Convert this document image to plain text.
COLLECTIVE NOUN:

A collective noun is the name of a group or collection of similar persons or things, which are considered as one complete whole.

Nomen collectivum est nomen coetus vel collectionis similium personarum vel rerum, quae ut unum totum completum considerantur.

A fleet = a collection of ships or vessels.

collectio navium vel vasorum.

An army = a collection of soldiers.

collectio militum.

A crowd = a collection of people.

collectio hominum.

************

WHAT YOU HAVE TO DO: Repeat the material from above exactly, word for word.

WRITTEN SOLUTION:
Convert this document image to plain text.
COLLECTIVE NOUN:

A collective noun is the name of a group or collection of similar persons or things, which are considered as one complete whole.

Nomen collectivum est nomen coetus vel collectionis similium personarum vel rerum, quae ut unum totum completum considerantur.

A fleet = a collection of ships or vessels.

collectio navium vel vasorum.

An army = a collection of soldiers.

collectio militum.

A crowd = a collection of people.

collectio hominum.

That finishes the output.